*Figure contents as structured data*
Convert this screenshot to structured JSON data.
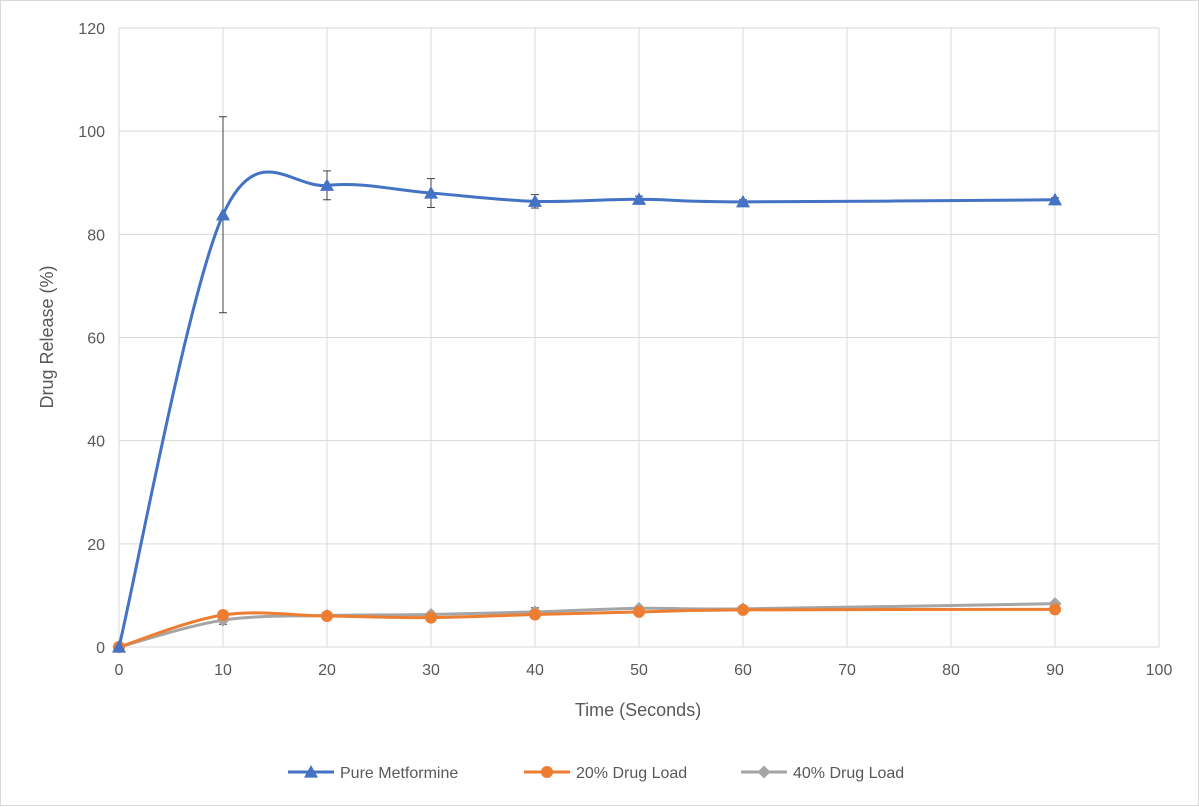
{
  "chart_data": {
    "type": "line",
    "title": "",
    "xlabel": "Time (Seconds)",
    "ylabel": "Drug  Release (%)",
    "xlim": [
      0,
      100
    ],
    "ylim": [
      0,
      120
    ],
    "xticks": [
      0,
      10,
      20,
      30,
      40,
      50,
      60,
      70,
      80,
      90,
      100
    ],
    "yticks": [
      0,
      20,
      40,
      60,
      80,
      100,
      120
    ],
    "grid": true,
    "legend_position": "bottom",
    "series": [
      {
        "name": "Pure Metformine",
        "color": "#4472c4",
        "marker": "triangle",
        "x": [
          0,
          10,
          20,
          30,
          40,
          50,
          60,
          90
        ],
        "y": [
          0,
          83.8,
          89.5,
          88.0,
          86.4,
          86.8,
          86.3,
          86.7
        ],
        "error": [
          0,
          19,
          2.8,
          2.8,
          1.3,
          0.6,
          0.4,
          0.4
        ]
      },
      {
        "name": "20% Drug Load",
        "color": "#ed7d31",
        "marker": "circle",
        "x": [
          0,
          10,
          20,
          30,
          40,
          50,
          60,
          90
        ],
        "y": [
          0,
          6.2,
          6.0,
          5.7,
          6.3,
          6.8,
          7.2,
          7.3
        ],
        "error": [
          0,
          0.6,
          0.3,
          0.3,
          0.3,
          0.3,
          0.3,
          0.3
        ]
      },
      {
        "name": "40% Drug Load",
        "color": "#a5a5a5",
        "marker": "diamond",
        "x": [
          0,
          10,
          20,
          30,
          40,
          50,
          60,
          90
        ],
        "y": [
          0,
          5.2,
          6.1,
          6.3,
          6.8,
          7.5,
          7.4,
          8.4
        ],
        "error": [
          0,
          0.8,
          0.3,
          0.3,
          0.8,
          0.3,
          0.3,
          0.4
        ]
      }
    ]
  }
}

*Written problem*
Find each line holding the word "marker" and copy it.

*Exercise response*
        "marker": "triangle",
        "marker": "circle",
        "marker": "diamond",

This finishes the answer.